§ Excerpt:
-- BEGIN --

The Princely Academy of Iași was an institution of higher learning, active in the 18th and 19th centuries.

History
Founded in Iași (capital of the Principality of Moldavia) by the Prince Antioh Cantemir in 1707, the Academy symbolically continued the Academia Vasiliană, although no direct link exists between the two similar institutions. The main reformer of the Academy was Grigore III Ghica (1776), who modernised it as to compete with the European universities. The studies were done in Greek language, and for the better part of the 18th century they were basically Aristotelian. Beginning with the 1760s a series of enlightened directors introduced into the Academy the study of mathematics, natural sciences and modern philosophy, translating and adapting European handbooks.

In 1813–1819, Gheorghe Asachi lectured for the first time in Romanian language at the Academy, training a class of engineers, as the School of Surveying and Civil Engineers ().

In 1821, the Academy was disestablished by order of the Sultan, following the activity of the Greek patriotic organization, Filiki Eteria. Political circumstances caused that another Academy did not exist until 1835, when the Mihaileana Academy () was established. The new institution had some professors from the ancient one, so that we can trace a direct lineage between the two Academies. The Princely Academy did not offer standard academic degrees, but only diplomas that certified that the possessor was worthy of “the name of learned man”. This name gave to the bearer the possibility to hold diverse administrative offices within the Ottoman Empire and Danubian Principalities.

-- END --

§ Record excerpts:

-- BEGIN --

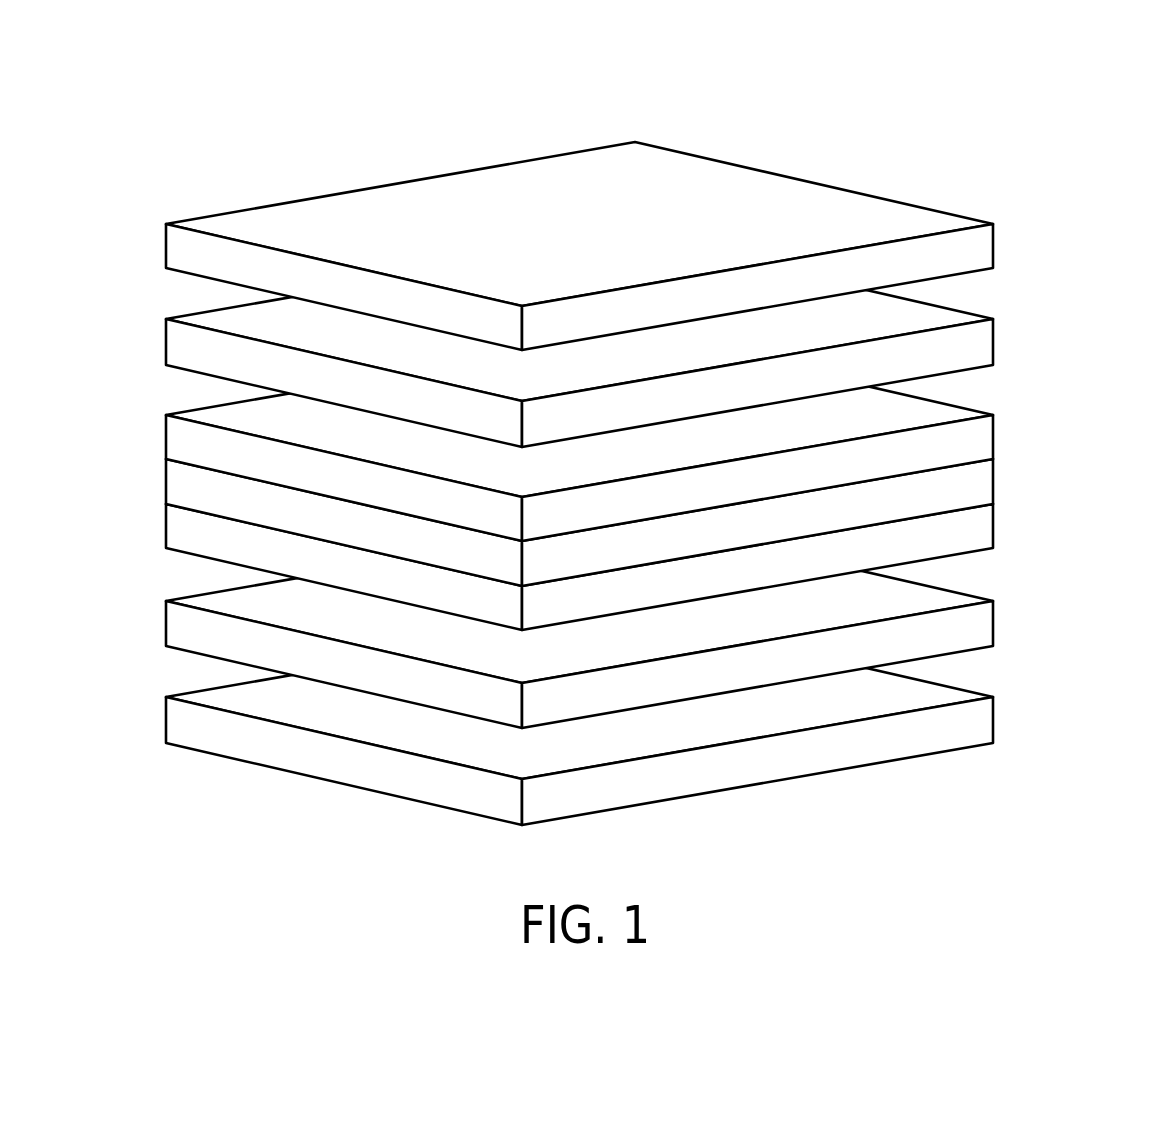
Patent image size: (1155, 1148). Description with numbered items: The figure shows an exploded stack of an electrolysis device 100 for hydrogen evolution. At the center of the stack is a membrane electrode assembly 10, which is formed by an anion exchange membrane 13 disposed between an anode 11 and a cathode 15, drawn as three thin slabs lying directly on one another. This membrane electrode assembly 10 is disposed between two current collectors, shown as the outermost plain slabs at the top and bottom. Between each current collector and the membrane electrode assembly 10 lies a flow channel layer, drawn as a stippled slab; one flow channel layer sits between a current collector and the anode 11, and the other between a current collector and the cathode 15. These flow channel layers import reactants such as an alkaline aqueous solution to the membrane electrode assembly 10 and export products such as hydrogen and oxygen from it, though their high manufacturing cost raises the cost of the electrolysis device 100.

The electrolysis device 100 is at (162, 87).
The membrane electrode assembly 10 is at (649, 481).
The anode 11 is at (1073, 549).
The anion exchange membrane 13 is at (973, 485).
The cathode 15 is at (973, 530).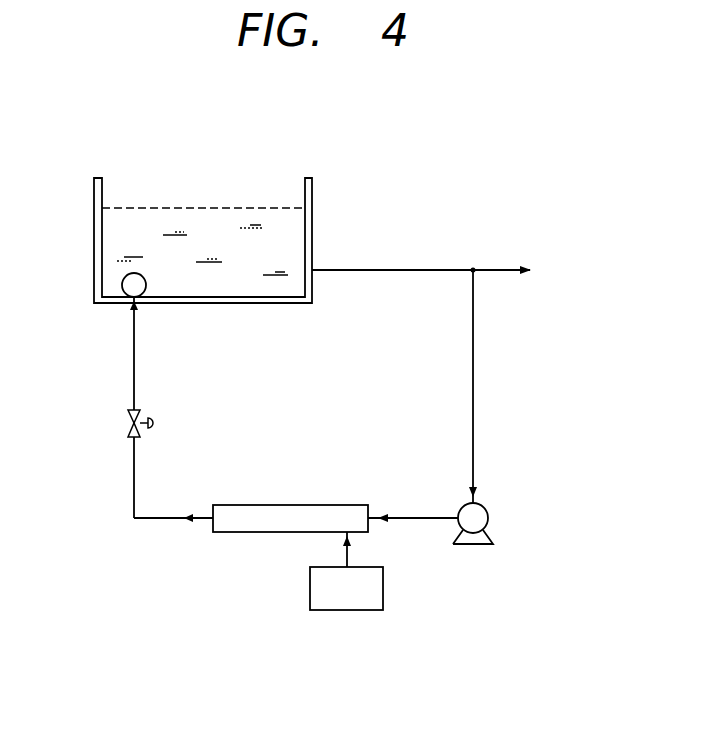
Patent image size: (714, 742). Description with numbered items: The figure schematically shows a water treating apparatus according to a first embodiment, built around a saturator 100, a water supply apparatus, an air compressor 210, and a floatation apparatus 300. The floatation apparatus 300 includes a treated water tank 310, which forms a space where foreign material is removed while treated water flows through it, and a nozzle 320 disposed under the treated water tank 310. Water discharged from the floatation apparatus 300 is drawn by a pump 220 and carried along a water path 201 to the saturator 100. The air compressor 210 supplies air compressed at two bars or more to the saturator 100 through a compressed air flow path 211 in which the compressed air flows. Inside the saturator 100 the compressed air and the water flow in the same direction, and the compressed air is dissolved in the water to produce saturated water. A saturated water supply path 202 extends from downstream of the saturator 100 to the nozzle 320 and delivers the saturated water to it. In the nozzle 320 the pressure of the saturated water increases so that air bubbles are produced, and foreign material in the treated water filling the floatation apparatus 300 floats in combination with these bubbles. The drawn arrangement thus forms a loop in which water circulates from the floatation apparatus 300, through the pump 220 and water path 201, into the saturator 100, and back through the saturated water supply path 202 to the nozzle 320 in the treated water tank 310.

The saturator 100 is at (287, 500).
The water path 201 is at (420, 517).
The saturated water supply path 202 is at (153, 520).
The air compressor 210 is at (383, 583).
The compressed air flow path 211 is at (345, 553).
The pump 220 is at (488, 508).
The floatation apparatus 300 is at (258, 182).
The treated water tank 310 is at (313, 193).
The nozzle 320 is at (115, 307).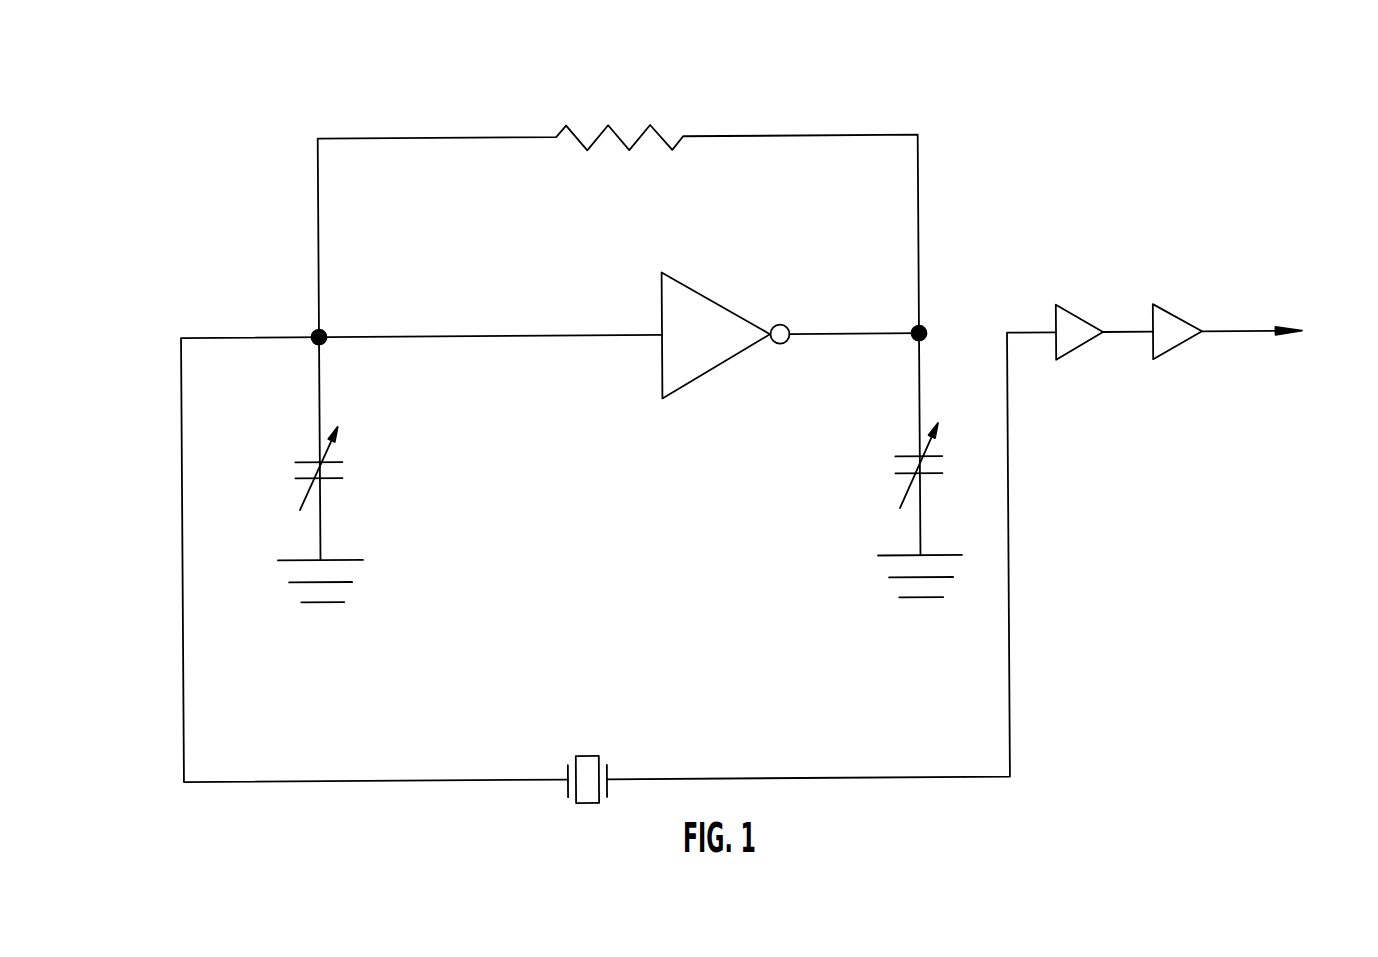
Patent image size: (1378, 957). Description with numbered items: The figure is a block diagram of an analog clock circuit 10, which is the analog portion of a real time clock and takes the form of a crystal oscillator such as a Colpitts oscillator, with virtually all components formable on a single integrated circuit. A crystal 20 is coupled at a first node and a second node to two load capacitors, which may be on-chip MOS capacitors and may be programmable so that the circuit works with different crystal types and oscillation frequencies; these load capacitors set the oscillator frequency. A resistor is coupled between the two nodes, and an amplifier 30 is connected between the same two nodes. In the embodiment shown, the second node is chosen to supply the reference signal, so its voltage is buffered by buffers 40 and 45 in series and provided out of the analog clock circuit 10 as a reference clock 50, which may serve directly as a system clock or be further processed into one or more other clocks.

The analog clock circuit 10 is at (189, 99).
The crystal 20 is at (604, 734).
The amplifier 30 is at (791, 327).
The buffer 40 is at (1105, 316).
The buffer 45 is at (1198, 314).
The reference clock 50 is at (1264, 313).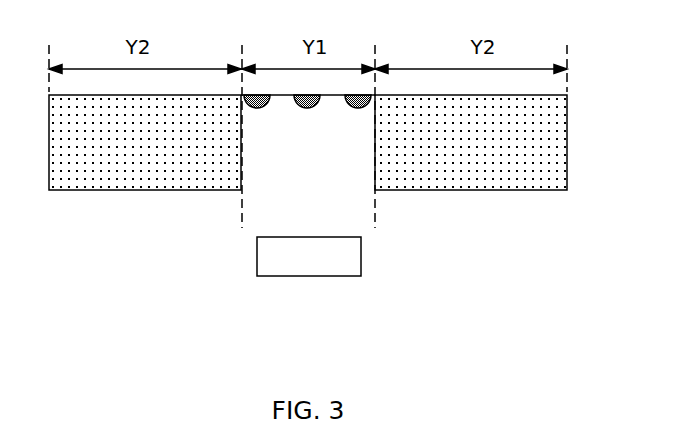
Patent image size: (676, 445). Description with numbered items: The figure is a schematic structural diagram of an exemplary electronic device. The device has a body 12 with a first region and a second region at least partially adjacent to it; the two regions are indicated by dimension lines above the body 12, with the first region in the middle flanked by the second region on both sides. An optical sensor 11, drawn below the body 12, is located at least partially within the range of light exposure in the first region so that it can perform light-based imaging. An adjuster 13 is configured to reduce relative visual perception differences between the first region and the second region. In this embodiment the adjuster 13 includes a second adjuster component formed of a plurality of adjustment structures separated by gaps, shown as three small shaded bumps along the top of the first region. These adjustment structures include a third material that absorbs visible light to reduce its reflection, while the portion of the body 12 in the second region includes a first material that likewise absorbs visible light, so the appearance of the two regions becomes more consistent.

The optical sensor 11 is at (372, 287).
The body 12 is at (505, 173).
The adjuster 13 is at (285, 116).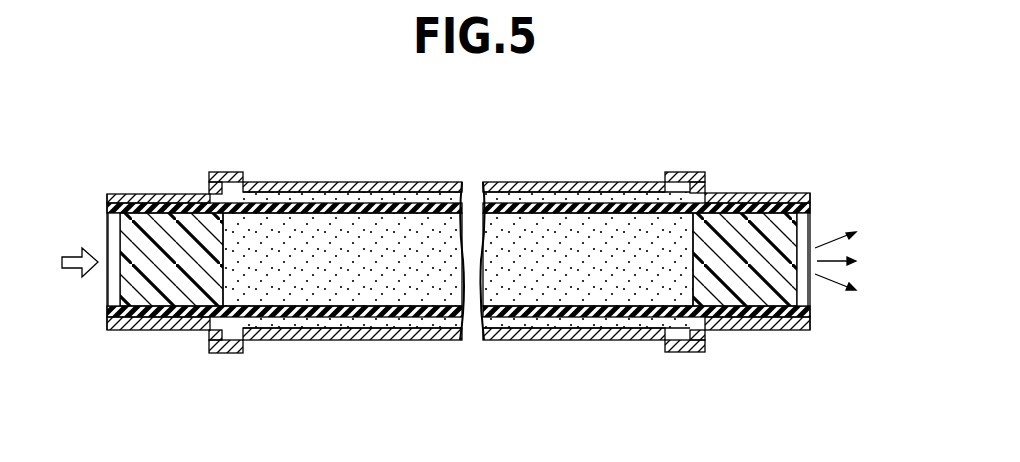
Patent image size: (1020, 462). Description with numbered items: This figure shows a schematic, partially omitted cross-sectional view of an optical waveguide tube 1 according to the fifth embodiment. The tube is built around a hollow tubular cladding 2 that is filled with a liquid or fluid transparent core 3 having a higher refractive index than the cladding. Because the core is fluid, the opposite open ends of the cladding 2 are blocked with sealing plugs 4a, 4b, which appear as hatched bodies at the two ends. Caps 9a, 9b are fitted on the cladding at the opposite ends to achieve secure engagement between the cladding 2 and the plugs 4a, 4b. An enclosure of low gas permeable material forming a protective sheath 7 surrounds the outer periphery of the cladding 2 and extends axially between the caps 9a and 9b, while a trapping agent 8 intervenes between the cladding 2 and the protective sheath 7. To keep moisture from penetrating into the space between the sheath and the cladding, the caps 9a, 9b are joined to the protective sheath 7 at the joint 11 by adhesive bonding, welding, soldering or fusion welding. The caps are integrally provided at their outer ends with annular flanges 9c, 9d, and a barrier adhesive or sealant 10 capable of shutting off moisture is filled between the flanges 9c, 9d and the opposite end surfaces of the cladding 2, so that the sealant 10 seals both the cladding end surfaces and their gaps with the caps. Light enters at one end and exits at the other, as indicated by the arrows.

The optical waveguide tube 1 is at (535, 170).
The hollow tubular cladding 2 is at (310, 208).
The core 3 is at (387, 298).
The sealing plug 4a is at (177, 240).
The sealing plug 4b is at (741, 235).
The protective sheath 7 is at (387, 186).
The trapping agent 8 is at (588, 338).
The cap 9a is at (177, 331).
The cap 9b is at (752, 336).
The annular flange 9c is at (106, 331).
The annular flange 9d is at (810, 200).
The sealant 10 is at (113, 194).
The joint 11 is at (233, 172).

-- END --

§ Set problem:
Decide whether each statement agrees with the text on the Princely Academy of Iași, answering yes or no and quoting the words of the text that decide it.
1. Prince Antioh Cantemir founded the Academy in 1707.
2. There is a direct link between the Academy and the Academia Vasiliană.
3. The Academy granted standard academic degrees.
The data are not needed for this exercise.

§ Expected answer:
1. Yes: "Founded in Iași (capital of the Principality of Moldavia) by the Prince Antioh Cantemir in 1707"
2. No: "although no direct link exists between the two similar institutions"
3. No: "The Princely Academy did not offer standard academic degrees"